-------- Input data --------

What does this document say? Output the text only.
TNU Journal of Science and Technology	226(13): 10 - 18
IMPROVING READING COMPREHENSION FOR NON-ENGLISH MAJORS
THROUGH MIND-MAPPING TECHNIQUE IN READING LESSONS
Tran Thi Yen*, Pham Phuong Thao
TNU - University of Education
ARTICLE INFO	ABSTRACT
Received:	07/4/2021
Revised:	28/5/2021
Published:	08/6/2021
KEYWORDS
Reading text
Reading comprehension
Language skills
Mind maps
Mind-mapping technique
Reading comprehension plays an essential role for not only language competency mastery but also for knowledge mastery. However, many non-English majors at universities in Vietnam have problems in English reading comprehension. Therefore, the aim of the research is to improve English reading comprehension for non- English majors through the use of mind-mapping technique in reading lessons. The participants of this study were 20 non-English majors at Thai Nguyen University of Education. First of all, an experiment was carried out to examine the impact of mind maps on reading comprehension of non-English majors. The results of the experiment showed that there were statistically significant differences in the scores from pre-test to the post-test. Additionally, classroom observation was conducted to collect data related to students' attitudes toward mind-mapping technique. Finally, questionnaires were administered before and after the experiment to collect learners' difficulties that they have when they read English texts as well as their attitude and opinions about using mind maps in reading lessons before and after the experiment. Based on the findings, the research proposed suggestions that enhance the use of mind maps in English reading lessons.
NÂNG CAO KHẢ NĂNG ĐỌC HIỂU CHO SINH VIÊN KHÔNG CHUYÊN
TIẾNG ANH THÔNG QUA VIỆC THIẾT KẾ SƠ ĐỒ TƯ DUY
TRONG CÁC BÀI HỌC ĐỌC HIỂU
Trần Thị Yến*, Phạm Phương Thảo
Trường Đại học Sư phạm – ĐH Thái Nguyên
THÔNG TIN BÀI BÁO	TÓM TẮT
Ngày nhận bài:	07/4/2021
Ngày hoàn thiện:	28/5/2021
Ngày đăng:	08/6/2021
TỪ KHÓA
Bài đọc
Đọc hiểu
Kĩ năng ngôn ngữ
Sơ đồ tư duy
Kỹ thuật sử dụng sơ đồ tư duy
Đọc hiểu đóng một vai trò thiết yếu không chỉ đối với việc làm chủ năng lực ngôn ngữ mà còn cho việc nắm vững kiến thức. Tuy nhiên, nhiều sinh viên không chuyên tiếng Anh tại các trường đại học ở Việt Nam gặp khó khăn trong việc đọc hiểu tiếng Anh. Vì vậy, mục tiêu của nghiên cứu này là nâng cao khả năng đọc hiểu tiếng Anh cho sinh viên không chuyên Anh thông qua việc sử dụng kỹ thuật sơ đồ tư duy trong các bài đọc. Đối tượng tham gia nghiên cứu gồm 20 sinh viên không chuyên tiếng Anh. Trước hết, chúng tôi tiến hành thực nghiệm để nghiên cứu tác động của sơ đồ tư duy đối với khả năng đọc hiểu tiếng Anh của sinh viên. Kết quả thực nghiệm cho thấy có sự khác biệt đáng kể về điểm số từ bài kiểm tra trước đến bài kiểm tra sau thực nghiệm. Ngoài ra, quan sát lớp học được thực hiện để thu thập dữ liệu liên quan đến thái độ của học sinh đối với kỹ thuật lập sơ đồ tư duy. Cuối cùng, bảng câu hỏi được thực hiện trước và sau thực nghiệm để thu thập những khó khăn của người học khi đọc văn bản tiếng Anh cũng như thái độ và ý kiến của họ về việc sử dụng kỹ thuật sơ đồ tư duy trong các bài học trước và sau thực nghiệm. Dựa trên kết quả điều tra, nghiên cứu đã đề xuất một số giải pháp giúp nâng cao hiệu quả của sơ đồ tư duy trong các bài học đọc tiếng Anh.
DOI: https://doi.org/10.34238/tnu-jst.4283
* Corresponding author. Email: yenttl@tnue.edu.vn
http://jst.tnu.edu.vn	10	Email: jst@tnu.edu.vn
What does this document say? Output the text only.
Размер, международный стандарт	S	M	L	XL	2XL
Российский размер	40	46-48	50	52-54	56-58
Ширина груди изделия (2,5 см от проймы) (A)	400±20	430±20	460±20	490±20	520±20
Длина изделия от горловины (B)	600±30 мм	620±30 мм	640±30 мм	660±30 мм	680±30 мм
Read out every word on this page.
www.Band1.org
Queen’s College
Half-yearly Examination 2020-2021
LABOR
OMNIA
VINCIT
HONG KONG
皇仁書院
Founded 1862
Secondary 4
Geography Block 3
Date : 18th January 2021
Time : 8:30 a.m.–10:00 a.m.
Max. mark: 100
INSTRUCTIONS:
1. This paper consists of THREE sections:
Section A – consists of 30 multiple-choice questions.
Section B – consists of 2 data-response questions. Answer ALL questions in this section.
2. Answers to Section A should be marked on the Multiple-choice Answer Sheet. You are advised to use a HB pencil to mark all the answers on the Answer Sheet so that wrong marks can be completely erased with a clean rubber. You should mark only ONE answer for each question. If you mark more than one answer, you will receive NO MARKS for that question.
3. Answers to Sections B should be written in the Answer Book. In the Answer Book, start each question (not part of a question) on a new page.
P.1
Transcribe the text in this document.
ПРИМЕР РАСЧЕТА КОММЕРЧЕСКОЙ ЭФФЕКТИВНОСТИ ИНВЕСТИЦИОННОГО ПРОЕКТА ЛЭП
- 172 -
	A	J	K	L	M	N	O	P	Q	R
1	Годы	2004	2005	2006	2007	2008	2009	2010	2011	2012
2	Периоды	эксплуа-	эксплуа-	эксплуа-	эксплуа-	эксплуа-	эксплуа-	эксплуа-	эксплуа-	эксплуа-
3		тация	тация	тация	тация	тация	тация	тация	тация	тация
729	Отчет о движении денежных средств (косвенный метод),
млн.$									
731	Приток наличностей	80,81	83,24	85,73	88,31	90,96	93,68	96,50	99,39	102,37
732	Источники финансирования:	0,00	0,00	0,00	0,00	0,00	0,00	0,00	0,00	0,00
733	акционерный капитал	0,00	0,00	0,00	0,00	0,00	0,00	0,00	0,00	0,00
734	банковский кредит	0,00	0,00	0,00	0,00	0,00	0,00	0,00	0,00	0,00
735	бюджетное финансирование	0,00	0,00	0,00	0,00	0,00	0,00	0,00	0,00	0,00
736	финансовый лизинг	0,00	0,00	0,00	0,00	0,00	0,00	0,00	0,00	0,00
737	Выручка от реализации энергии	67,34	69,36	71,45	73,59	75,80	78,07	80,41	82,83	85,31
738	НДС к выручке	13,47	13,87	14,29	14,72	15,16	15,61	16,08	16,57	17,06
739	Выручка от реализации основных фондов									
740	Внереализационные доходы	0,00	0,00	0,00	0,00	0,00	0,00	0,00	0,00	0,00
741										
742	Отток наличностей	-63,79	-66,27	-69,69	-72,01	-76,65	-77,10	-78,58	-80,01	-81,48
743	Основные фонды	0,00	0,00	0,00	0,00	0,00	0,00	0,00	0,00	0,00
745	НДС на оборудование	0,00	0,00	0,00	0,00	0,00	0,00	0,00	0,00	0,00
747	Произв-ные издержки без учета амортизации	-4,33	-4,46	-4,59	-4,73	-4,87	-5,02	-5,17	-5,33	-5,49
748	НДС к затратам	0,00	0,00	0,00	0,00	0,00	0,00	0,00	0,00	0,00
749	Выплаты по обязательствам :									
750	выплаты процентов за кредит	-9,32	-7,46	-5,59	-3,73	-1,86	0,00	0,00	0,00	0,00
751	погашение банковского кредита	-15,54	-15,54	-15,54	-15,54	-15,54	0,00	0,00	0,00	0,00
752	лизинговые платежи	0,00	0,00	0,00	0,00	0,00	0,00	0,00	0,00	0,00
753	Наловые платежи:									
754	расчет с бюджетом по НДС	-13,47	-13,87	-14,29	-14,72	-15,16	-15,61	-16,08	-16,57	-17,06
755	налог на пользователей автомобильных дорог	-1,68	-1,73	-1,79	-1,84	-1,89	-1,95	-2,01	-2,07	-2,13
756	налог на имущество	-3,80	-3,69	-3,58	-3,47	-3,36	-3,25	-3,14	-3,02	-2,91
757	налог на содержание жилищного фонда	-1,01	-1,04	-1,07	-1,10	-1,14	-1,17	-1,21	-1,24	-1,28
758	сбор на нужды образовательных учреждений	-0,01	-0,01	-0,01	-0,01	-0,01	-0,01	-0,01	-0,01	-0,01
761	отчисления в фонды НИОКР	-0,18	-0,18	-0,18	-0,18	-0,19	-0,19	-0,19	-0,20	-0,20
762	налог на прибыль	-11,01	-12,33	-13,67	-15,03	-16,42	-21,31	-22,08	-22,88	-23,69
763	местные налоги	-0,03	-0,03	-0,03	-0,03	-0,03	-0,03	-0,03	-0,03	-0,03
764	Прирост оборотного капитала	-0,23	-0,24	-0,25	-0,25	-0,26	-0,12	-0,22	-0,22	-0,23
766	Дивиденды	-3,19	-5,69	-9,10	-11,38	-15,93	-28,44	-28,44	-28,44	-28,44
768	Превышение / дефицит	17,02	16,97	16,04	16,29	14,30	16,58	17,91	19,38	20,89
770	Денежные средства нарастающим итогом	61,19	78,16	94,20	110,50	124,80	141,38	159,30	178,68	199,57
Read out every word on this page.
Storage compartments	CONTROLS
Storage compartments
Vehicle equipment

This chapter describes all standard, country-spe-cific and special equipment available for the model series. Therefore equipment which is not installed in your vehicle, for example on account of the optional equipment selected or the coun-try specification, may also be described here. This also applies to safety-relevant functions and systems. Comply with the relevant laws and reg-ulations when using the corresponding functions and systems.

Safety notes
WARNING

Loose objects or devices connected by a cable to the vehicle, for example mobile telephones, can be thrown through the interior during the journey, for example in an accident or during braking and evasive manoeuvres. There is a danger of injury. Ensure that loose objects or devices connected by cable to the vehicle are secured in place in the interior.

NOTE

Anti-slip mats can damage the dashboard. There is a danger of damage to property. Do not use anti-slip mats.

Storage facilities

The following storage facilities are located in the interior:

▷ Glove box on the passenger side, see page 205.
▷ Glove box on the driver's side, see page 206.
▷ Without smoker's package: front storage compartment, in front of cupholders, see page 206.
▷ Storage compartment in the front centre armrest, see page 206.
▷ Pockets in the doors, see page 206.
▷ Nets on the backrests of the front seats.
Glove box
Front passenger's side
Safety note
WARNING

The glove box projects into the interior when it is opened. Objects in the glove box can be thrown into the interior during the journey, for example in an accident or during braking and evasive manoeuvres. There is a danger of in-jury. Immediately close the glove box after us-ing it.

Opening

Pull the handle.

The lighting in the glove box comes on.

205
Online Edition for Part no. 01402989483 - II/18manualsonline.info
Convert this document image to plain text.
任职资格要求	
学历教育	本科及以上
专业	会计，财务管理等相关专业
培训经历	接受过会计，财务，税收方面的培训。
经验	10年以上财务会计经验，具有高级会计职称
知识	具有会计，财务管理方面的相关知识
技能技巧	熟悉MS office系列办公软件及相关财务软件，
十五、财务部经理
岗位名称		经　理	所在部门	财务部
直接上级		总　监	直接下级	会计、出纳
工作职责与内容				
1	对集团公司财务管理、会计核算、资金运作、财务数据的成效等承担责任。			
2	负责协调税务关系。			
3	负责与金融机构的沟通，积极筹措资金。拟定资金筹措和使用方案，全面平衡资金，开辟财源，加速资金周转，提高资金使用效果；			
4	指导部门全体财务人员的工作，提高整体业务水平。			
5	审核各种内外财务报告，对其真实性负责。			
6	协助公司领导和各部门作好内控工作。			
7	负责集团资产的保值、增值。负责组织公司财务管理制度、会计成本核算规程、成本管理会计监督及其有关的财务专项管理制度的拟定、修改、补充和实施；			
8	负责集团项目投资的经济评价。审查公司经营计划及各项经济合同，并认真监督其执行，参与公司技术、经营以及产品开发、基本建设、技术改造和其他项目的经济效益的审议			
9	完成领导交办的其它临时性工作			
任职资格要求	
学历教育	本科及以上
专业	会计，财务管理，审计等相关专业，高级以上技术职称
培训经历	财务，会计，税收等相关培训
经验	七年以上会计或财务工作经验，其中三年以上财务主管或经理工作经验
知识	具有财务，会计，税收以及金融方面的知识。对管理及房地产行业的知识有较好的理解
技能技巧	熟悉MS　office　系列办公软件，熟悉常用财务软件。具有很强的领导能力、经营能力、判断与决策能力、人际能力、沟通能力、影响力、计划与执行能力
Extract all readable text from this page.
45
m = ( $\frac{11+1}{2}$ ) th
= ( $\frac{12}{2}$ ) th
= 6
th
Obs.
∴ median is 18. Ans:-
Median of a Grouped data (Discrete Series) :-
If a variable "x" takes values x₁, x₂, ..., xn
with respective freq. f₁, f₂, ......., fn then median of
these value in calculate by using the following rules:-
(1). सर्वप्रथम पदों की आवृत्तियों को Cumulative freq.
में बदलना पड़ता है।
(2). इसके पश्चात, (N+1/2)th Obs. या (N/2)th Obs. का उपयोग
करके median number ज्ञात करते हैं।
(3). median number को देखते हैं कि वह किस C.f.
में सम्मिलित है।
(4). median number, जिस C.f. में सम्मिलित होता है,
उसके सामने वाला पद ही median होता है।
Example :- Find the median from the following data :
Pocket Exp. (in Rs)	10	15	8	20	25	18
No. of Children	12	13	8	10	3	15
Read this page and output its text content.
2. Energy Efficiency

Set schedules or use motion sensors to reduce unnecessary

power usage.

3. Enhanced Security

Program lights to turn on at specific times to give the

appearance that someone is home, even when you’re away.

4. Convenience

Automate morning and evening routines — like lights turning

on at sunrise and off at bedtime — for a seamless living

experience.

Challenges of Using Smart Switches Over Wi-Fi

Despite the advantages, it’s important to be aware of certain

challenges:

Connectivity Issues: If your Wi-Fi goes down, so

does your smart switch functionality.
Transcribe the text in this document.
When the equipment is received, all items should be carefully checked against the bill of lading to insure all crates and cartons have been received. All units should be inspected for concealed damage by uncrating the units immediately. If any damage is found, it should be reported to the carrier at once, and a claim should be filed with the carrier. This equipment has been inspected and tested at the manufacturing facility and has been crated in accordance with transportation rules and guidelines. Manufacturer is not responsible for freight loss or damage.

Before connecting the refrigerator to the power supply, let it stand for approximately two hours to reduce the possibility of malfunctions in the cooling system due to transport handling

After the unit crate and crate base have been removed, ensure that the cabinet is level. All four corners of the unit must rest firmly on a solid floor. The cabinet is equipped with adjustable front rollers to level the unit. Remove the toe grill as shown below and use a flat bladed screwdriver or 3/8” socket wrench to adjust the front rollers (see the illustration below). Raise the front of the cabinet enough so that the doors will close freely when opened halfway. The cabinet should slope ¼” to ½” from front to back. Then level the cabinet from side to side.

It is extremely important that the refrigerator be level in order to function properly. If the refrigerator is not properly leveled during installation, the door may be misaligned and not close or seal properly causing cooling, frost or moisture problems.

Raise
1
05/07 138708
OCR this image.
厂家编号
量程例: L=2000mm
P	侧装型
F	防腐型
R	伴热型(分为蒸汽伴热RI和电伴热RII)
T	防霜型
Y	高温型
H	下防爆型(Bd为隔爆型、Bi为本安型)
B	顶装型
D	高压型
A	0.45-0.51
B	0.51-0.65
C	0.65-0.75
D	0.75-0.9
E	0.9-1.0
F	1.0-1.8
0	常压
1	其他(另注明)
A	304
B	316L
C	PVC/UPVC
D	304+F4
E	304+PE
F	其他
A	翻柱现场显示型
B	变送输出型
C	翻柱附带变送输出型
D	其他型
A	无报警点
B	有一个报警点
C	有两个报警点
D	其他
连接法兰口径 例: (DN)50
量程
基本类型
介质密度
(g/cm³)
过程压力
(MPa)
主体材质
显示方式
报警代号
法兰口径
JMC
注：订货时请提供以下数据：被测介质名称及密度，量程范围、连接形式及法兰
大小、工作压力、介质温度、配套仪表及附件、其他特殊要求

--------

Problem to work on
Pull every line containing "refrigerator" out of the records.

Exercise answer
Before connecting the refrigerator to the power supply, let it stand for approximately two hours to reduce the possibility of malfunctions in the cooling system due to transport handling
It is extremely important that the refrigerator be level in order to function properly. If the refrigerator is not properly leveled during installation, the door may be misaligned and not close or seal properly causing cooling, frost or moisture problems.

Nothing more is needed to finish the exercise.